Could you lay out the lines from the one holding "contour-line-plus-8 bbox=[259, 567, 293, 587]" through the one holding "contour-labels: -8 -4", inclusive, as a Markdown table with columns "No." and "Line", skipping blank lines?

* BEGIN RECORDS TO USE *

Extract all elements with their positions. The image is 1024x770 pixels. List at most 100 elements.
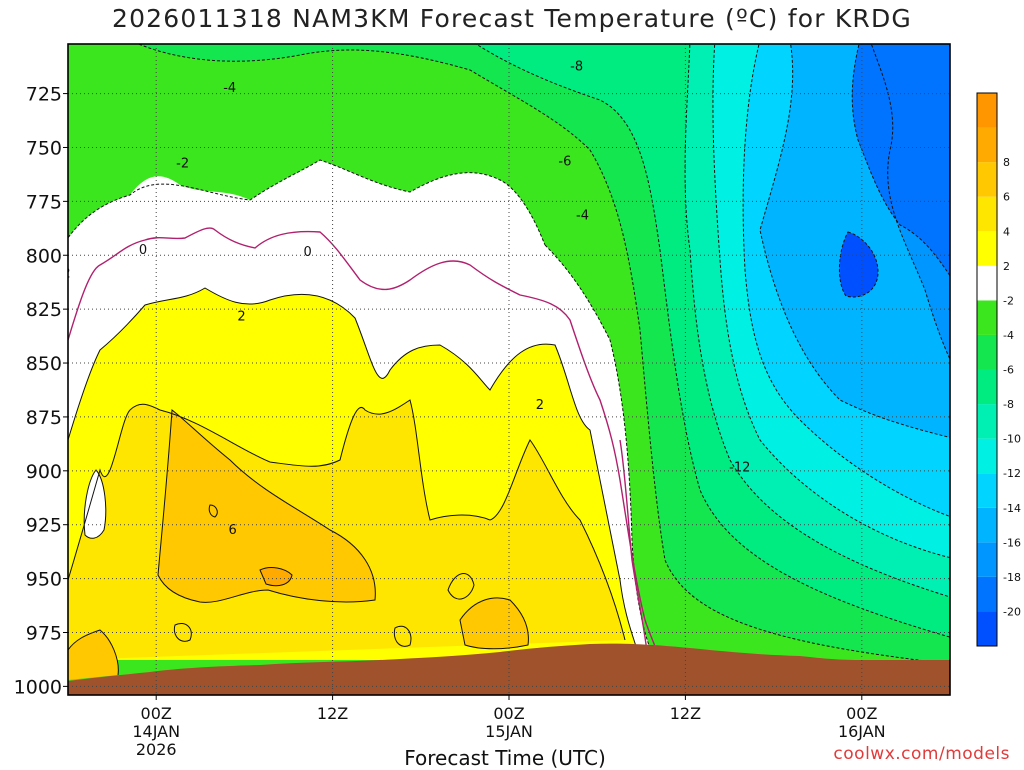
contour-line-plus-8 bbox=[259, 567, 293, 587]
y-axis: 725 750 775 800 825 850 875 900 925 950 975 1000 bbox=[14, 84, 68, 698]
grid bbox=[68, 44, 950, 695]
band-plus-6-pocket-3 bbox=[68, 630, 119, 680]
colorbar-label: -14 bbox=[1003, 502, 1021, 515]
contour-line-plus-6 bbox=[157, 409, 376, 603]
contour-line-minus-2 bbox=[544, 244, 656, 661]
band-plus-6-pocket-2 bbox=[460, 597, 529, 649]
colorbar-label: 4 bbox=[1003, 225, 1010, 238]
temperature-field: -8 -4 -2 -6 -4 0 0 2 2 2 6 -12 bbox=[62, 44, 950, 695]
contour-line-minus-20 bbox=[851, 44, 950, 277]
contour-label: -4 bbox=[576, 208, 589, 223]
band-minus-20-pocket bbox=[852, 44, 950, 276]
colorbar-swatch bbox=[977, 438, 997, 474]
colorbar-label: -10 bbox=[1003, 433, 1021, 446]
x-tick-label: 00Z bbox=[141, 704, 172, 723]
colorbar-swatch bbox=[977, 93, 997, 128]
white-pocket bbox=[84, 470, 106, 539]
colorbar: -20 -18 -16 -14 -12 -10 -8 -6 -4 -2 2 4 6 8 bbox=[976, 92, 1021, 647]
contour-labels: -8 -4 -2 -6 -4 0 0 2 2 2 6 -12 bbox=[62, 60, 750, 538]
contour-label: 6 bbox=[228, 523, 236, 538]
y-tick-label: 725 bbox=[26, 84, 62, 106]
contour-line-minus-4 bbox=[68, 159, 546, 246]
contour-label: -6 bbox=[558, 154, 571, 169]
chart-title: 2026011318 NAM3KM Forecast Temperature (… bbox=[111, 4, 913, 33]
colorbar-swatch bbox=[977, 369, 997, 405]
contour-line-minus-8 bbox=[475, 44, 950, 638]
x-tick-label: 12Z bbox=[317, 704, 348, 723]
band-plus-6 bbox=[158, 410, 376, 603]
colorbar-swatch bbox=[977, 404, 997, 439]
x-tick-date: 16JAN bbox=[838, 722, 886, 741]
y-tick-label: 800 bbox=[26, 245, 62, 267]
contour-label: 0 bbox=[139, 243, 147, 258]
negative-contours bbox=[68, 44, 950, 665]
credit-text: coolwx.com/models bbox=[833, 744, 1010, 764]
colorbar-swatch bbox=[977, 196, 997, 232]
contour-line-minus-10 bbox=[684, 44, 950, 598]
colorbar-swatch bbox=[977, 542, 997, 577]
contour-line-small-2 bbox=[393, 625, 412, 647]
x-tick-date: 14JAN bbox=[132, 722, 180, 741]
colorbar-swatch bbox=[977, 162, 997, 197]
y-tick-label: 750 bbox=[26, 137, 62, 159]
colorbar-swatch bbox=[977, 231, 997, 266]
contour-line-minus-14 bbox=[742, 44, 950, 517]
colorbar-label: -8 bbox=[1003, 398, 1014, 411]
positive-contours bbox=[68, 287, 641, 676]
contour-label: 0 bbox=[303, 245, 311, 260]
contour-line-minus-18 bbox=[870, 44, 950, 361]
contour-line-zero bbox=[68, 227, 661, 661]
y-tick-label: 975 bbox=[26, 622, 62, 644]
colorbar-swatch bbox=[977, 127, 997, 163]
contour-line-plus-6-b bbox=[459, 597, 529, 650]
colorbar-label: -16 bbox=[1003, 536, 1021, 549]
contour-line-plus-6-c bbox=[68, 629, 119, 676]
contour-line-small-4 bbox=[208, 504, 218, 518]
band-plus-8-pocket bbox=[260, 567, 292, 586]
colorbar-label: -20 bbox=[1003, 605, 1021, 618]
colorbar-swatch bbox=[977, 300, 997, 335]
y-tick-label: 850 bbox=[26, 353, 62, 375]
x-axis-label: Forecast Time (UTC) bbox=[404, 746, 606, 770]
colorbar-swatch bbox=[977, 265, 997, 301]
colorbar-label: -18 bbox=[1003, 571, 1021, 584]
colorbar-swatch bbox=[977, 334, 997, 370]
y-tick-label: 1000 bbox=[14, 676, 62, 698]
contour-line-plus-2 bbox=[68, 287, 641, 661]
contour-line-minus-12 bbox=[712, 44, 950, 559]
contour-label: 2 bbox=[237, 310, 245, 325]
contour-line-white-pocket bbox=[83, 469, 107, 539]
colorbar-label: 2 bbox=[1003, 260, 1010, 273]
colorbar-swatch bbox=[977, 507, 997, 543]
contour-line-minus-6 bbox=[137, 44, 950, 665]
contour-label: 2 bbox=[62, 266, 70, 281]
colorbar-label: -12 bbox=[1003, 467, 1021, 480]
y-tick-label: 925 bbox=[26, 515, 62, 537]
contour-label: -2 bbox=[176, 157, 189, 172]
y-tick-label: 825 bbox=[26, 299, 62, 321]
x-tick-label: 00Z bbox=[493, 704, 524, 723]
contour-label: -4 bbox=[223, 81, 236, 96]
contour-label: 2 bbox=[536, 398, 544, 413]
contour-label: -12 bbox=[729, 461, 750, 476]
contour-line-minus-22 bbox=[838, 231, 879, 298]
x-tick-date: 15JAN bbox=[485, 722, 533, 741]
y-tick-label: 950 bbox=[26, 569, 62, 591]
colorbar-frame bbox=[976, 92, 998, 647]
contour-line-plus-4 bbox=[68, 399, 626, 641]
contour-label: -8 bbox=[570, 60, 583, 75]
y-tick-label: 900 bbox=[26, 461, 62, 483]
contour-line-small-3 bbox=[447, 573, 475, 600]
x-tick-year: 2026 bbox=[136, 740, 177, 759]
contour-line-minus-16 bbox=[759, 44, 950, 439]
terrain bbox=[68, 643, 950, 695]
colorbar-label: -4 bbox=[1003, 329, 1014, 342]
colorbar-swatch bbox=[977, 576, 997, 612]
y-tick-label: 775 bbox=[26, 191, 62, 213]
colorbar-label: -6 bbox=[1003, 364, 1014, 377]
colorbar-swatch bbox=[977, 611, 997, 646]
colorbar-label: -2 bbox=[1003, 294, 1014, 307]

* END RECORDS TO USE *

EXPECTED ANSWER »
| No. | Line |
|---|---|
| 1 | contour-line-plus-8 bbox=[259, 567, 293, 587] |
| 2 | y-axis: 725 750 775 800 825 850 875 900 925 950 975 1000 bbox=[14, 84, 68, 698] |
| 3 | grid bbox=[68, 44, 950, 695] |
| 4 | band-plus-6-pocket-3 bbox=[68, 630, 119, 680] |
| 5 | colorbar-label: -14 bbox=[1003, 502, 1021, 515] |
| 6 | contour-line-plus-6 bbox=[157, 409, 376, 603] |
| 7 | contour-line-minus-2 bbox=[544, 244, 656, 661] |
| 8 | band-plus-6-pocket-2 bbox=[460, 597, 529, 649] |
| 9 | colorbar-label: 4 bbox=[1003, 225, 1010, 238] |
| 10 | temperature-field: -8 -4 -2 -6 -4 0 0 2 2 2 6 -12 bbox=[62, 44, 950, 695] |
| 11 | contour-line-minus-20 bbox=[851, 44, 950, 277] |
| 12 | contour-label: -4 bbox=[576, 208, 589, 223] |
| 13 | band-minus-20-pocket bbox=[852, 44, 950, 276] |
| 14 | colorbar-swatch bbox=[977, 438, 997, 474] |
| 15 | colorbar-label: -10 bbox=[1003, 433, 1021, 446] |
| 16 | x-tick-label: 00Z bbox=[141, 704, 172, 723] |
| 17 | colorbar-swatch bbox=[977, 93, 997, 128] |
| 18 | white-pocket bbox=[84, 470, 106, 539] |
| 19 | colorbar: -20 -18 -16 -14 -12 -10 -8 -6 -4 -2 2 4 6 8 bbox=[976, 92, 1021, 647] |
| 20 | contour-labels: -8 -4 -2 -6 -4 0 0 2 2 2 6 -12 bbox=[62, 60, 750, 538] |